> _Problem statement_
All of the entries must be reproduced exactly, with no images carried over.

#### Data rows

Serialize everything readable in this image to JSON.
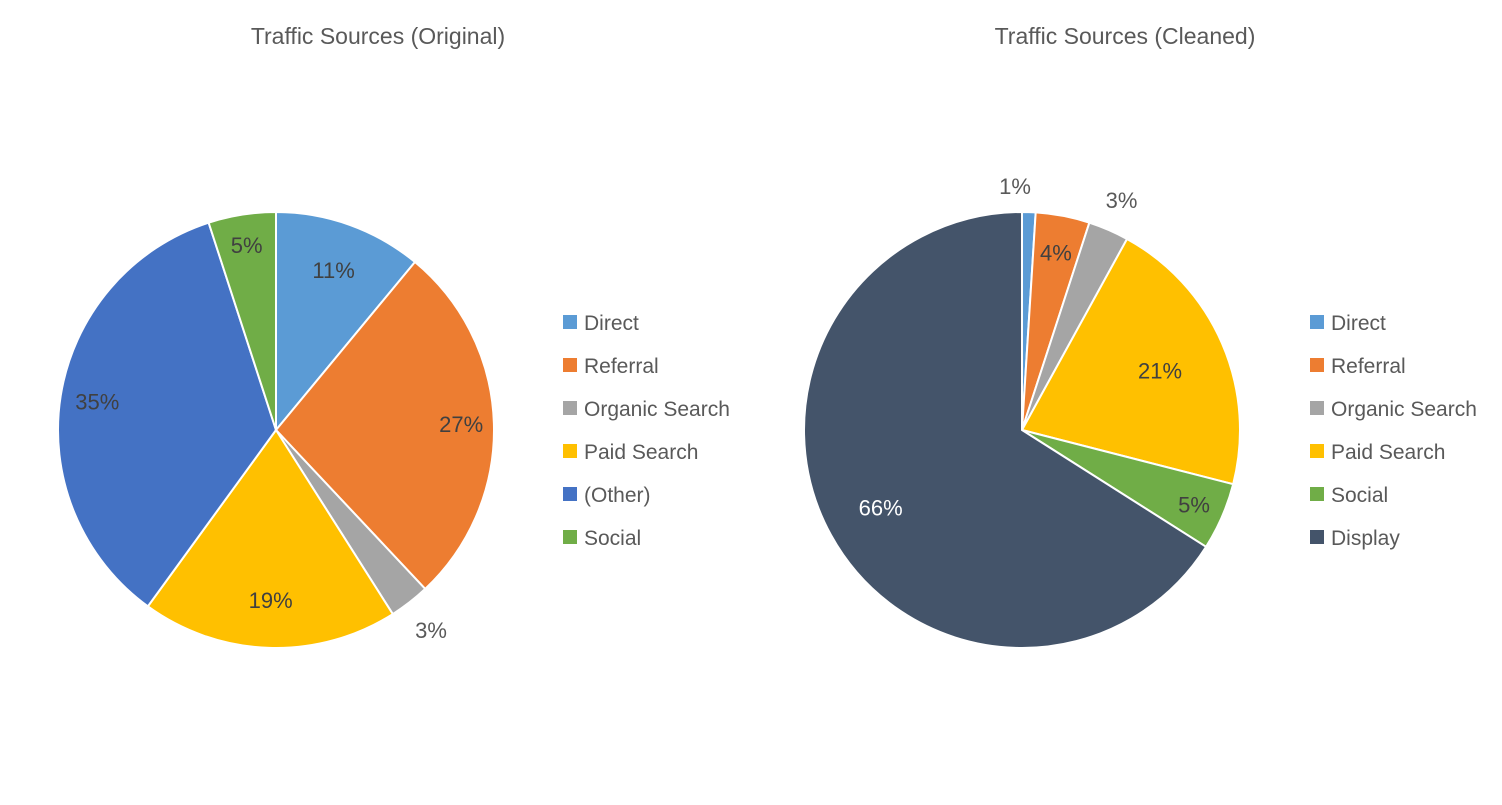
{
  "chart_data": [
    {
      "type": "pie",
      "title": "Traffic Sources (Original)",
      "categories": [
        "Direct",
        "Referral",
        "Organic Search",
        "Paid Search",
        "(Other)",
        "Social"
      ],
      "values": [
        11,
        27,
        3,
        19,
        35,
        5
      ],
      "labels": [
        "11%",
        "27%",
        "3%",
        "19%",
        "35%",
        "5%"
      ],
      "colors": [
        "#5b9bd5",
        "#ed7d31",
        "#a5a5a5",
        "#ffc000",
        "#4472c4",
        "#70ad47"
      ],
      "legend": "right"
    },
    {
      "type": "pie",
      "title": "Traffic Sources (Cleaned)",
      "categories": [
        "Direct",
        "Referral",
        "Organic Search",
        "Paid Search",
        "Social",
        "Display"
      ],
      "values": [
        1,
        4,
        3,
        21,
        5,
        66
      ],
      "labels": [
        "1%",
        "4%",
        "3%",
        "21%",
        "5%",
        "66%"
      ],
      "colors": [
        "#5b9bd5",
        "#ed7d31",
        "#a5a5a5",
        "#ffc000",
        "#70ad47",
        "#44546a"
      ],
      "legend": "right"
    }
  ]
}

########

> _Solution for this problem_
Serialize everything readable in this image to JSON.
{
  "chart_data": [
    {
      "type": "pie",
      "title": "Traffic Sources (Original)",
      "categories": [
        "Direct",
        "Referral",
        "Organic Search",
        "Paid Search",
        "(Other)",
        "Social"
      ],
      "values": [
        11,
        27,
        3,
        19,
        35,
        5
      ],
      "labels": [
        "11%",
        "27%",
        "3%",
        "19%",
        "35%",
        "5%"
      ],
      "colors": [
        "#5b9bd5",
        "#ed7d31",
        "#a5a5a5",
        "#ffc000",
        "#4472c4",
        "#70ad47"
      ],
      "legend": "right"
    },
    {
      "type": "pie",
      "title": "Traffic Sources (Cleaned)",
      "categories": [
        "Direct",
        "Referral",
        "Organic Search",
        "Paid Search",
        "Social",
        "Display"
      ],
      "values": [
        1,
        4,
        3,
        21,
        5,
        66
      ],
      "labels": [
        "1%",
        "4%",
        "3%",
        "21%",
        "5%",
        "66%"
      ],
      "colors": [
        "#5b9bd5",
        "#ed7d31",
        "#a5a5a5",
        "#ffc000",
        "#70ad47",
        "#44546a"
      ],
      "legend": "right"
    }
  ]
}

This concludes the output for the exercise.